- [Given request a]
In the listing, from its first line up to and including the line with "noise-speck: [89, 30, 95, 36]", rename "noise-streak" to "noise-stripe" wherever it occurs, and return those lines otherwise unchanged.

- [Source passage]
################

Design of Simulation Experiments
 3.1
 To test the Fairness Emergence hypothesis, we have used simulation experiments. The FE hypothesis would hold if we could establish that the reputation system causes an increase of the equity of the distribution of utilities. In particular, we will be interested to study the impact of the quality of the reputation system on the equity of utility distributions.
 3.2
 The simulator is based on the Repast 3.1 platform (Repast 2003) and resembles a reputation system of Internet auctions. In the design of the simulator, we had to make a decision about a sufficiently realistic, yet not too complex model of the auction system, of user behavior, and of the reputation system. We chose to simulate the reputation system and the behavior of its users as faithfully as possible (the only simplification is that we use only positive and negative feedbacks). The reputation system is always available and provides complete information based on available feedbacks (we do not take into account the incompleteness of results of searches for feedbacks, but this effect is similar to the lack of available feedback from the point of view of the agent). The provided information is processed by a reputation algorithm (in our simulations, we do not specify where this algorithm is executed—it could be done by the reputation system or by the agents themselves). In this paper, we consider two reputation algorithms: a simple ratio of positive feedbacks and an algorithm that takes into consideration implicit negative feedbacks.
 3.3
 The auction system, on the other hand, has been simplified. We simulate the selection of users using random choice of a set of potential sellers. The choosing user (the buyer) selects one of the sellers that has the highest reputation in the set.

################

- [Items]
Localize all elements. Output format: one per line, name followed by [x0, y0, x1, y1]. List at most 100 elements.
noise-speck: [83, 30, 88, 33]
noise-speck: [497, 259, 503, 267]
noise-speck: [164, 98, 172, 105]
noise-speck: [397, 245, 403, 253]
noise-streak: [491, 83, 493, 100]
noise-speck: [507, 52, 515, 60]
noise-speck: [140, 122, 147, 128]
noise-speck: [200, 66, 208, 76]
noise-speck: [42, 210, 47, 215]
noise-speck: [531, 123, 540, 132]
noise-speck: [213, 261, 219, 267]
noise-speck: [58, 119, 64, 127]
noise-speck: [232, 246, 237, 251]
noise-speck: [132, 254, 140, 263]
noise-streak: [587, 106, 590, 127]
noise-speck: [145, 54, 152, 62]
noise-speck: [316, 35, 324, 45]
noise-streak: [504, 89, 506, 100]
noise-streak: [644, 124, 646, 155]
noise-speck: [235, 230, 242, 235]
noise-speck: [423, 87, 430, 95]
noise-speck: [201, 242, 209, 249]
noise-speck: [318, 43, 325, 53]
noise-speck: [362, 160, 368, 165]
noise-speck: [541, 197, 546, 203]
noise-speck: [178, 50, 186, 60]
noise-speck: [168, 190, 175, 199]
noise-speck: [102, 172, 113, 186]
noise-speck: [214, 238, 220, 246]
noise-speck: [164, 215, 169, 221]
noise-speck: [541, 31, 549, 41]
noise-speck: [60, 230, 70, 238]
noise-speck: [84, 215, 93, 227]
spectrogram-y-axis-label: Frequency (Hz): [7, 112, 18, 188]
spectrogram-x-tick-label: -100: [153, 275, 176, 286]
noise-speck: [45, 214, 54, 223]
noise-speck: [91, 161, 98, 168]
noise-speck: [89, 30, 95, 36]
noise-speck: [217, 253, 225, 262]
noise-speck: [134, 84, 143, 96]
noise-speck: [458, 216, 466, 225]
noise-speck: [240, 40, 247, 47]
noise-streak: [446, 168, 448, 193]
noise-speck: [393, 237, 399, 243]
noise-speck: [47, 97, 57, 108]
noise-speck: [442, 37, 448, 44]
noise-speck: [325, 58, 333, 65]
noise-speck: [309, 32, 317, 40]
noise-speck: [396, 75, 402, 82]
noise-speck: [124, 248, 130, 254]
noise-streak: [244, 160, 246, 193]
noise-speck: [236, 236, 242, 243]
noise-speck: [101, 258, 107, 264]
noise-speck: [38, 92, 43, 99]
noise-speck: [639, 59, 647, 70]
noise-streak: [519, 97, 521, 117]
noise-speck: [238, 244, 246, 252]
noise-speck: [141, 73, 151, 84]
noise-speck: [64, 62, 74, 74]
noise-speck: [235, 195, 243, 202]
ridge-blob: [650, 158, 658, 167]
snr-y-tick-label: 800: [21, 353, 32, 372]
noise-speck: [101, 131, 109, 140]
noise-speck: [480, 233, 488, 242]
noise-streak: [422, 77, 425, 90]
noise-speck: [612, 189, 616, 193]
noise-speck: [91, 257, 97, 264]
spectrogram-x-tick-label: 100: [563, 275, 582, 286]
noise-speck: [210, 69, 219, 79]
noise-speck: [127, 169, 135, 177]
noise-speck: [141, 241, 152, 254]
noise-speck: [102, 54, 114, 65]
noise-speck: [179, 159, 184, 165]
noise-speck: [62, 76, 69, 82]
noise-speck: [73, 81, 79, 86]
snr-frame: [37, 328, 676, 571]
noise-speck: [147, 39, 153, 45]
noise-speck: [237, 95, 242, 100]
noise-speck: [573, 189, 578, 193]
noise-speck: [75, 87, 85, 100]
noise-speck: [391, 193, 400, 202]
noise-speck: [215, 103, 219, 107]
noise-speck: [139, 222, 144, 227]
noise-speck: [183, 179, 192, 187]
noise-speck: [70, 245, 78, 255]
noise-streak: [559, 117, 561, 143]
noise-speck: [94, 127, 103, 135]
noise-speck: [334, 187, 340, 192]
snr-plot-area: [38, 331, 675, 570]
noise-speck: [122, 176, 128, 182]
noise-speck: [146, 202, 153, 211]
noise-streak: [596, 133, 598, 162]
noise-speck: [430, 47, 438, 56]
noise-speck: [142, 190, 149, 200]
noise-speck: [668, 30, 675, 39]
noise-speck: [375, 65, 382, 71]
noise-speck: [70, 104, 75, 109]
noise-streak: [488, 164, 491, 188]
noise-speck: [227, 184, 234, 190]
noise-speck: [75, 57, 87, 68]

################

- [Given request b]
Reproduce verbatim the part of the simulation design passage from "Design of Simulation" up to and including "of utility distributions.".

- [Problem solution a]
Localize all elements. Output format: one per line, name followed by [x0, y0, x1, y1]. List at most 100 elements.
noise-speck: [83, 30, 88, 33]
noise-speck: [497, 259, 503, 267]
noise-speck: [164, 98, 172, 105]
noise-speck: [397, 245, 403, 253]
noise-stripe: [491, 83, 493, 100]
noise-speck: [507, 52, 515, 60]
noise-speck: [140, 122, 147, 128]
noise-speck: [200, 66, 208, 76]
noise-speck: [42, 210, 47, 215]
noise-speck: [531, 123, 540, 132]
noise-speck: [213, 261, 219, 267]
noise-speck: [58, 119, 64, 127]
noise-speck: [232, 246, 237, 251]
noise-speck: [132, 254, 140, 263]
noise-stripe: [587, 106, 590, 127]
noise-speck: [145, 54, 152, 62]
noise-speck: [316, 35, 324, 45]
noise-stripe: [504, 89, 506, 100]
noise-stripe: [644, 124, 646, 155]
noise-speck: [235, 230, 242, 235]
noise-speck: [423, 87, 430, 95]
noise-speck: [201, 242, 209, 249]
noise-speck: [318, 43, 325, 53]
noise-speck: [362, 160, 368, 165]
noise-speck: [541, 197, 546, 203]
noise-speck: [178, 50, 186, 60]
noise-speck: [168, 190, 175, 199]
noise-speck: [102, 172, 113, 186]
noise-speck: [214, 238, 220, 246]
noise-speck: [164, 215, 169, 221]
noise-speck: [541, 31, 549, 41]
noise-speck: [60, 230, 70, 238]
noise-speck: [84, 215, 93, 227]
spectrogram-y-axis-label: Frequency (Hz): [7, 112, 18, 188]
spectrogram-x-tick-label: -100: [153, 275, 176, 286]
noise-speck: [45, 214, 54, 223]
noise-speck: [91, 161, 98, 168]
noise-speck: [89, 30, 95, 36]

- [Problem solution b]
Design of Simulation Experiments
 3.1
 To test the Fairness Emergence hypothesis, we have used simulation experiments. The FE hypothesis would hold if we could establish that the reputation system causes an increase of the equity of the distribution of utilities. In particular, we will be interested to study the impact of the quality of the reputation system on the equity of utility distributions.